----- Selected extract
Taking a new cancer drug once a week could benefit patients by giving healthy tissues time to recover from the effects of treatment, as suggested by a simple blood test involving platelet-rich plasma, according to a new clinical trial.
Researchers at The Institute of Cancer Research, London, and The Royal Marsden NHS Foundation Trust found that a weekly schedule could potentially reduce side-effects and possibly slow the development of drug resistance.
The research team tested the cancer drug, an AKT inhibitor called MK-2206, in 71 patients with advanced solid tumours. MK-2206 is a new cancer drug developed by Merck that inhibits the AKT signalling pathway, which is implicated as a key driver of multiple cancers, including prostate and ovarian cancer.
Previous clinical trials of MK-2206 have indicated the drug should be given to patients every two days, but this research has shown using a simple blood test that the drug can stay chemically active in the body for as long as four days, so larger less frequent doses might be better for patients.
----------
----- Exercise data
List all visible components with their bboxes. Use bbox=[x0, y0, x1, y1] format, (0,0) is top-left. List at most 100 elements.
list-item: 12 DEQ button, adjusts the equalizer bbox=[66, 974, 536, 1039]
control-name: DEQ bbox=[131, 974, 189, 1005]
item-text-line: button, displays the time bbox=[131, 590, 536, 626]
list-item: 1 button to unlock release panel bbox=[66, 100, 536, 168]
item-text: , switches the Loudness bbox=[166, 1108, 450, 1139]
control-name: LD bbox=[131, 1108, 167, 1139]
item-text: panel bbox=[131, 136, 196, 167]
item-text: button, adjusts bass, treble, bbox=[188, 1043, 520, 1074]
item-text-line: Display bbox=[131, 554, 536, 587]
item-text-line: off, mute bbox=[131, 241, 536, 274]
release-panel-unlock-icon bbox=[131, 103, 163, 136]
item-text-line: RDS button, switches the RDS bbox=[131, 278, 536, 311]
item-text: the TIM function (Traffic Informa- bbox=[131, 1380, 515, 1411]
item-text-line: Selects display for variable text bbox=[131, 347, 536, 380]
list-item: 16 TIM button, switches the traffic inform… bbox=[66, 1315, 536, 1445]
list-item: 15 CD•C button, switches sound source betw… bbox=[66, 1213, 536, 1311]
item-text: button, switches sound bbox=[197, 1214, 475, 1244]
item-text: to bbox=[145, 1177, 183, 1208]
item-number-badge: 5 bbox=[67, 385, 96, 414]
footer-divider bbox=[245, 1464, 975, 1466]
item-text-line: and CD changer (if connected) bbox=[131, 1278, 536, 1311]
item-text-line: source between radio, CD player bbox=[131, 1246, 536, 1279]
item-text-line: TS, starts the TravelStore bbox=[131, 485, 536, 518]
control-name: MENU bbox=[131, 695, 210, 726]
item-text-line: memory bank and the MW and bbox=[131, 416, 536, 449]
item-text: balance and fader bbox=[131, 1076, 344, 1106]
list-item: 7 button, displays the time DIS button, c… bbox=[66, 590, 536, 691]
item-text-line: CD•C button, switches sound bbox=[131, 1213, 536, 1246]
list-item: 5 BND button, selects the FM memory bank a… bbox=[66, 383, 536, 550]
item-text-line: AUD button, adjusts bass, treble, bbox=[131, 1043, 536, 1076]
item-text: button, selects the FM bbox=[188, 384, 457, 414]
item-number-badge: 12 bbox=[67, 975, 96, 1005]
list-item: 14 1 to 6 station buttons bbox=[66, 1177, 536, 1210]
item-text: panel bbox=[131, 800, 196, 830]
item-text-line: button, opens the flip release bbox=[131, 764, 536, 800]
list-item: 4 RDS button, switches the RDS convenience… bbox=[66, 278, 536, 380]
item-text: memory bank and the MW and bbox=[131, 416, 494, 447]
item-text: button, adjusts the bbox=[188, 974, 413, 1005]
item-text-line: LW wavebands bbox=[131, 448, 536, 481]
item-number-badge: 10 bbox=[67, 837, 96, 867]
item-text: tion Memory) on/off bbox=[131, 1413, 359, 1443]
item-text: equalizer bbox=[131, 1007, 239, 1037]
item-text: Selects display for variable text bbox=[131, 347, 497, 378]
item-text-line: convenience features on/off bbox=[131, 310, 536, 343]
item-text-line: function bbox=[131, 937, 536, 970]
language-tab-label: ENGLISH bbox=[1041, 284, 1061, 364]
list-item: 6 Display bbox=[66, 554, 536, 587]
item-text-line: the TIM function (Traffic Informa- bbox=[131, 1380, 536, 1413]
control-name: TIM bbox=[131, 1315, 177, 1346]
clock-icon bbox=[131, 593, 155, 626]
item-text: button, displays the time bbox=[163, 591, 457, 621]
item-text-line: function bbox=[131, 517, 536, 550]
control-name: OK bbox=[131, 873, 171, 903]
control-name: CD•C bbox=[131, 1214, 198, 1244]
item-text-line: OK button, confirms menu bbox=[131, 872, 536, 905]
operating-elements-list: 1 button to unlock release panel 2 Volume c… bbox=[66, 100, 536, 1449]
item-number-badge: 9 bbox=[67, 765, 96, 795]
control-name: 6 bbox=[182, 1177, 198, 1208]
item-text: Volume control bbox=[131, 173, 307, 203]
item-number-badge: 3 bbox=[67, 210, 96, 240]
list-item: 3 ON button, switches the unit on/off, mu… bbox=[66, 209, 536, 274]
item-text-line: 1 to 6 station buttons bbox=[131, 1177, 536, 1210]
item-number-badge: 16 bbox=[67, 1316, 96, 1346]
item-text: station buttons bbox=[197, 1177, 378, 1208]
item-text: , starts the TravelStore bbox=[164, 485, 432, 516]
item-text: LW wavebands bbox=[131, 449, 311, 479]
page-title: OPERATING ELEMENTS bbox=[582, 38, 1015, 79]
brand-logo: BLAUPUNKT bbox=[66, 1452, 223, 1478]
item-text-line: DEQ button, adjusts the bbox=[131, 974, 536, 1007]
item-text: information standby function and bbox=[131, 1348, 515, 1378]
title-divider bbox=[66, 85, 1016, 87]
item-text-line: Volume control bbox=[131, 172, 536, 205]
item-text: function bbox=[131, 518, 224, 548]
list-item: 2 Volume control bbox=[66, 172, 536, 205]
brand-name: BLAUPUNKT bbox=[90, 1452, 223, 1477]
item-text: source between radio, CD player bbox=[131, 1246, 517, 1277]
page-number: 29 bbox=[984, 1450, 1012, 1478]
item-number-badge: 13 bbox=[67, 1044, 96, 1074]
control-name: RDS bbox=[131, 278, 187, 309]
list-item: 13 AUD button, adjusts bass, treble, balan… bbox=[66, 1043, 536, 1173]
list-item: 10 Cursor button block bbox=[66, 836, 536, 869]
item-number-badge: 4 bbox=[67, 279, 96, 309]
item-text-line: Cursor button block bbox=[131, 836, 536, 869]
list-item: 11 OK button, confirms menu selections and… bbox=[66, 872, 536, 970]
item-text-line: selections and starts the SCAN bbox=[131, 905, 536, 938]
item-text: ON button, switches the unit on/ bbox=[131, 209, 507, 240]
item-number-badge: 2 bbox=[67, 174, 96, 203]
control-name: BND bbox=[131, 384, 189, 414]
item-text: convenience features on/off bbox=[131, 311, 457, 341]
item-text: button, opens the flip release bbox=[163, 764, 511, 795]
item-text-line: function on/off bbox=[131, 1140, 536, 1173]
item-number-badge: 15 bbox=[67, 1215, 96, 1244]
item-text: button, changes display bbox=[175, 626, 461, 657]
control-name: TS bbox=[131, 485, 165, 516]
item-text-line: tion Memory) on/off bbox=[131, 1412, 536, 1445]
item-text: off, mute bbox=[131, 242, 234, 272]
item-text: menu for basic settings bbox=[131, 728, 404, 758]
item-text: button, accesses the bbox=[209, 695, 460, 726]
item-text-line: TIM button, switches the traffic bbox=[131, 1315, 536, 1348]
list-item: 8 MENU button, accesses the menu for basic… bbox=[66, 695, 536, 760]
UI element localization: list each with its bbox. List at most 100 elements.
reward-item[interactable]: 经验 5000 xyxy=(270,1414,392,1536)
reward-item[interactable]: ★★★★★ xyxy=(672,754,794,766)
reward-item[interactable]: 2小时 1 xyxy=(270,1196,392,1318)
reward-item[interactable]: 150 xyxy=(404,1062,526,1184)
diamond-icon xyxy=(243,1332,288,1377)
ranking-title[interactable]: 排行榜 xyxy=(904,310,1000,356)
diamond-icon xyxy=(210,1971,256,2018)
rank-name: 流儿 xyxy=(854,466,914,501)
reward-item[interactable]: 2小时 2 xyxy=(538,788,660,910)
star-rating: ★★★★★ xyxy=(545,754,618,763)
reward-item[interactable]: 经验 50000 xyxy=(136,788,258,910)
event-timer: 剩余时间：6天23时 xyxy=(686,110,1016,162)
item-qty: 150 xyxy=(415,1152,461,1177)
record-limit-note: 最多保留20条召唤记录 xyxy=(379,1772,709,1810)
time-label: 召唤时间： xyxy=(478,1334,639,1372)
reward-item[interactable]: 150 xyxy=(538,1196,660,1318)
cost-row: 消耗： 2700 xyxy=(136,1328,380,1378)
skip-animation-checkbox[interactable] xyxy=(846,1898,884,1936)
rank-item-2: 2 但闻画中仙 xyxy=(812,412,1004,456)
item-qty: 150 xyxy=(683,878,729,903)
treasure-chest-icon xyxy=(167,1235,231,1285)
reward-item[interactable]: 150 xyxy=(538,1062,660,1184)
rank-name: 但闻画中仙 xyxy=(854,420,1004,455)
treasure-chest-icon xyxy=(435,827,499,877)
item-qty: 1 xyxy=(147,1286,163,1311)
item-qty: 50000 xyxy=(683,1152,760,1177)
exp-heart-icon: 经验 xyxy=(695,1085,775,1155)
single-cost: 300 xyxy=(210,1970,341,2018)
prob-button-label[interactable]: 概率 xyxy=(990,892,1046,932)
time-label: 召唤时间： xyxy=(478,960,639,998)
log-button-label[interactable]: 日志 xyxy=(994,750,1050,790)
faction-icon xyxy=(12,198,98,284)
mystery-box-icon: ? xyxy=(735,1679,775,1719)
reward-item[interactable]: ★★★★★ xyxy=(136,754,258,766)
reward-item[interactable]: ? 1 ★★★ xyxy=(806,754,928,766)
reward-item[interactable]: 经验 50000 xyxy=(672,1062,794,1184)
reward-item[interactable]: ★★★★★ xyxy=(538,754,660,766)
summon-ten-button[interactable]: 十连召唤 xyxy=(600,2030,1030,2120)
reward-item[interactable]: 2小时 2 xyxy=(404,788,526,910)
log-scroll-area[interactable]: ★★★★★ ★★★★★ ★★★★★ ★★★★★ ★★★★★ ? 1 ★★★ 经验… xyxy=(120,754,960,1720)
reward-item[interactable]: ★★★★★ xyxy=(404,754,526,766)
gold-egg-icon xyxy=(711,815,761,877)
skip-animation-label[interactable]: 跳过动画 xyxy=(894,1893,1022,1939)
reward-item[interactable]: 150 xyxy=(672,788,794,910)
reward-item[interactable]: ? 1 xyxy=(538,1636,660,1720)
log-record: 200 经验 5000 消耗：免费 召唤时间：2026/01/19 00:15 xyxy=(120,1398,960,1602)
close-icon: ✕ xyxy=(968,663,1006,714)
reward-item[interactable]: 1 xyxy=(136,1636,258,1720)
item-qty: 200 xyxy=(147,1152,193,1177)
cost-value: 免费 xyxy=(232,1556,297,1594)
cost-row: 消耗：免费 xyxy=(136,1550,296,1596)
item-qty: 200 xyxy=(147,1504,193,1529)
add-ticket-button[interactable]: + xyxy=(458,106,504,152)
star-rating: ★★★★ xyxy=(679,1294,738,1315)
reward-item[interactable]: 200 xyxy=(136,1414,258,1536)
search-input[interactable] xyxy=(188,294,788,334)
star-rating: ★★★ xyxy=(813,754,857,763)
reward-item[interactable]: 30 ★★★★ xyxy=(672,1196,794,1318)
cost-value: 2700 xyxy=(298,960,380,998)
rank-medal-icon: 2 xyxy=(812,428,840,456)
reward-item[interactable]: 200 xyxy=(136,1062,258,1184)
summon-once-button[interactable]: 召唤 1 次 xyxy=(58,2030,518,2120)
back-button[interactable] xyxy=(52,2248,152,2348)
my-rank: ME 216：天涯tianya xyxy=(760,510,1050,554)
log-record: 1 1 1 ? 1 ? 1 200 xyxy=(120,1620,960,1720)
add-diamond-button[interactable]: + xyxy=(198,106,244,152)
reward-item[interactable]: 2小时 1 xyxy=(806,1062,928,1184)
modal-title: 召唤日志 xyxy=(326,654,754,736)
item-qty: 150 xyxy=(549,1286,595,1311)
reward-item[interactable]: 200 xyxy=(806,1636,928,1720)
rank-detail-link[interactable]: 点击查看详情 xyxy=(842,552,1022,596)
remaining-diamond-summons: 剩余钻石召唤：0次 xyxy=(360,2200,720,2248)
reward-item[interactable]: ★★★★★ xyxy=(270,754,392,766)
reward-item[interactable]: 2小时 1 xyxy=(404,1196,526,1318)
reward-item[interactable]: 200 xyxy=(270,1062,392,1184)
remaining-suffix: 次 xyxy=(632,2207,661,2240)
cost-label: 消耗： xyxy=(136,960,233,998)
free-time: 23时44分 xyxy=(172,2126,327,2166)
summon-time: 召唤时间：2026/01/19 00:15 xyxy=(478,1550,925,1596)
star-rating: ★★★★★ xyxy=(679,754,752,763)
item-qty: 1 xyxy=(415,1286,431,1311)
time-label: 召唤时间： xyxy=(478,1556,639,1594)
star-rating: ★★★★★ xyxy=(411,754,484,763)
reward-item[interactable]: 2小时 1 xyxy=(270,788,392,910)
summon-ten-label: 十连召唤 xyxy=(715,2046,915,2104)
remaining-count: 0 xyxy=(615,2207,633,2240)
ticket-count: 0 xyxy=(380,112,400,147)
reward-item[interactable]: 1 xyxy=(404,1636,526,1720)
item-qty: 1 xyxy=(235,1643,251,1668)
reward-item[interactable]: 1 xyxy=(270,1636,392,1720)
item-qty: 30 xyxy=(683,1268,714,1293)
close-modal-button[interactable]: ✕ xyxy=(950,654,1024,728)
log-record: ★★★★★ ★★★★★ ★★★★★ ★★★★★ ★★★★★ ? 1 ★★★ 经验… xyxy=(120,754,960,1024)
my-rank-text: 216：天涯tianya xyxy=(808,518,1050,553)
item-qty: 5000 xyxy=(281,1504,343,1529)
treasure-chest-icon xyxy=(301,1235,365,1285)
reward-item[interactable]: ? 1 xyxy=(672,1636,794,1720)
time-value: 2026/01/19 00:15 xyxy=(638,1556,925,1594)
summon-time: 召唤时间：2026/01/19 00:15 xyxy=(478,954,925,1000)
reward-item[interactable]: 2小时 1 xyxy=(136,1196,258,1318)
----------
**Task list**
1. Duplicate the part of the cancer drug article between "The research team" and "and ovarian cancer.", inclusive.
2. Translate this sentence from the cancer drug article into Spanish: "MK-2206 is a new cancer drug developed by Merck that inhibits the AKT signalling pathway, which is implicated as a key driver of multiple cancers, including prostate and ovarian cancer."
3. Extend the article on the once-weekly cancer drug, picking up after its last sentence.

**Results in order**
1.
The research team tested the cancer drug, an AKT inhibitor called MK-2206, in 71 patients with advanced solid tumours. MK-2206 is a new cancer drug developed by Merck that inhibits the AKT signalling pathway, which is implicated as a key driver of multiple cancers, including prostate and ovarian cancer.

2. MK-2206 es un nuevo fármaco contra el cáncer desarrollado por Merck que inhibe la vía de señalización AKT, la cual está implicada como un motor clave de múltiples tipos de cáncer, entre ellos el de próstata y el de ovario.

3.
The researchers used tumour biopsies and blood tests to confirm that MK-2206 reduced the signalling activity of both AKT and the pathway it signals through in patients.
However, they analysed platelet-rich plasma samples and saw that signalling levels of proteins affected by AKT were not continuously blocked under the weekly schedule, potentially reducing the pressure on normal cellular functions compared with more frequent treatments. Importantly, weekly doses of MK-2206 could be easier to combine with other cancer treatments.
The study was published in the journal Clinical Cancer Research and was funded by Merck, with additional support from Cancer Research UK, the Experimental Cancer Medicine Centre and the NIHR Biomedical Research Centre at The Institute of Cancer Research (ICR) and The Royal Marsden.
Researchers from the ICR and The Royal Marsden gave MK-2206 to 71 patients with advanced tumours and measured their response to determine if a weekly schedule was better for patients than more regular doses.
They saw that in tumour biopsies, MK-2206 reduced levels of a biological marker for AKT signalling by 50% 15 days after treatment, indicating the drug was active in patients.
But in platelet-rich plasma samples taken from patients during treatment, they saw that the weekly schedule allowed phosphorylation levels of proteins affected by AKT inhibition to partially recover before the next dose, potentially restoring normal protein function and reducing the risk of drug toxicity. This was different from more regular doses of MK-2206, which supressed protein phosphorylation continuously.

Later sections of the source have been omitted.